#### Short task:
Write the next part of the forum thread about a car that was clayed and polished, picking up right after its last post.

# clayed & polished today...



## sixstrings (Mar 2, 2015)

Spent all day on her today....


----------



## Dreams1966 (Oct 27, 2014)

Looks like time well spent


----------



## sixstrings (Mar 2, 2015)

8 hours hard graft.....and then a bird well i think judging by the size a golden eagle crapped all over it ...cheeky b__tard....


----------



## Chrisrj (Feb 13, 2013)

always the way! dark wheels really suit the car


----------



## blaird03 (Nov 9, 2013)

Exact same as my previous MK2. Lovely colour/wheels combo


----------



## Danny732 (Jan 4, 2015)

Same colour as mine.
Wondered what it would look like with dark wheels.
Nice work and looks good :-D


----------



## chrisgreenfield (Mar 8, 2015)

Is this classified as Monza Silver.. Looks the same as the one I have in order, looks perfect with a nice clean anyway!

#### Material supplied:
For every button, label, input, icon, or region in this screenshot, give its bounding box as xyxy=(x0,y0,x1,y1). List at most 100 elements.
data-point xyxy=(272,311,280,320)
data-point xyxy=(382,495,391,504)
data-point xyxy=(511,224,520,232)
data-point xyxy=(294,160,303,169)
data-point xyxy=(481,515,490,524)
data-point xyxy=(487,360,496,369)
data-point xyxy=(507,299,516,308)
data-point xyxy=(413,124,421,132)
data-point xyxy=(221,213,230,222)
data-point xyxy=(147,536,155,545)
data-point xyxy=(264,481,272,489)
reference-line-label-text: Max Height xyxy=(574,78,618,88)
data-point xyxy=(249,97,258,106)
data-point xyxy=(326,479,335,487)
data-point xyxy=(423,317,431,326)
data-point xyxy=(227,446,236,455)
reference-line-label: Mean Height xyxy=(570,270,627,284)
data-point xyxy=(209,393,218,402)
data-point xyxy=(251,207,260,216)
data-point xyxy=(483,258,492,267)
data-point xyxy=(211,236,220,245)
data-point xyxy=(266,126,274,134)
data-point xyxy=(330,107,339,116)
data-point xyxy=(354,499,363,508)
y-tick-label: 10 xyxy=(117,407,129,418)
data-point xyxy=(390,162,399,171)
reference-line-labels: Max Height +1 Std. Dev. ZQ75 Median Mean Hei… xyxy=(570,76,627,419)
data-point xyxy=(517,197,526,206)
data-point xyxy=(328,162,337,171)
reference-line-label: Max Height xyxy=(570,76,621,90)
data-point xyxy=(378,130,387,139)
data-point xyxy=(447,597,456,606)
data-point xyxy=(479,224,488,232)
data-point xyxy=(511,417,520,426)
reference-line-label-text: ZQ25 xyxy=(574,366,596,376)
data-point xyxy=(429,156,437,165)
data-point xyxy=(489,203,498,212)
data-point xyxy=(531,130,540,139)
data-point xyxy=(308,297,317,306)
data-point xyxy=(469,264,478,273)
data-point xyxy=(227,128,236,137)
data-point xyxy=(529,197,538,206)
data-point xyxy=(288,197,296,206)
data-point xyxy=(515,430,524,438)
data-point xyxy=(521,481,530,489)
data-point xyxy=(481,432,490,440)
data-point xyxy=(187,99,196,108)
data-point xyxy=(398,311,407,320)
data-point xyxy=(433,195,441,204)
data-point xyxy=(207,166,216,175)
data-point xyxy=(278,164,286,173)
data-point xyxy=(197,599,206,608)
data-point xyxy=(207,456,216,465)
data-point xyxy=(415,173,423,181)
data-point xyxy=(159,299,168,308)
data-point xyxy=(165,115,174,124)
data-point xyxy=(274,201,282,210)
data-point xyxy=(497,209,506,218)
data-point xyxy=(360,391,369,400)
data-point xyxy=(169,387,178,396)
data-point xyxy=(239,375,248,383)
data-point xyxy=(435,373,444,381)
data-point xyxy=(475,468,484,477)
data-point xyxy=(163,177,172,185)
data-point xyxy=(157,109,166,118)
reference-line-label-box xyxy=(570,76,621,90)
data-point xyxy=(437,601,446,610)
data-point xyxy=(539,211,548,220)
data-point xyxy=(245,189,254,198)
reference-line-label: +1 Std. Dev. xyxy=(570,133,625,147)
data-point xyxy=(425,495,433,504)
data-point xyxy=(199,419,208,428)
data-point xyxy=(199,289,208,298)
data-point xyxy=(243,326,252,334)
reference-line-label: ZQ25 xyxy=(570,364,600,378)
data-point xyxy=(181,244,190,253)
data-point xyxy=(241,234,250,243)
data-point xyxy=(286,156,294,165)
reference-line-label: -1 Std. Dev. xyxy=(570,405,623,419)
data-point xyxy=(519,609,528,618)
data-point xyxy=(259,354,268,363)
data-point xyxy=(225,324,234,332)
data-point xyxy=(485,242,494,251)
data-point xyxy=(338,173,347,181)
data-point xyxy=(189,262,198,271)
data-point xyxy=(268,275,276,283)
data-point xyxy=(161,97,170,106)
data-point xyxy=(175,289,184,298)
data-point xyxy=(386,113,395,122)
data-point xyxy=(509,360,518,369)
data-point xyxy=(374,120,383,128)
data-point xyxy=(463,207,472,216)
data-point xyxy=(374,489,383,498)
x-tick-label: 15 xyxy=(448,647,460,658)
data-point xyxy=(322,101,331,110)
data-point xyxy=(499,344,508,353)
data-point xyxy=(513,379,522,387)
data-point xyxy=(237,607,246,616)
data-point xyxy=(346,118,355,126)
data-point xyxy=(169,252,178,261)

#### Answer to this exercise:
Sent from my iPhone using Tapatalk


----------



## Danny732 (Jan 4, 2015)

chrisgreenfield said:


> Is this classified as Monza Silver.. Looks the same as the one I have in order, looks perfect with a nice clean anyway!
> 
> Sent from my iPhone using Tapatalk


Sorry just seen your post.

Looks like Condor Grey to me.

Did you get your car yet and find out?


----------



## chrisgreenfield (Mar 8, 2015)

No worries mate! Picked my motor up last Thursday, mine is Monza silver and looks similar but not sure!

Sent from my iPhone using Tapatalk


----------



## Coisty06 (Dec 20, 2011)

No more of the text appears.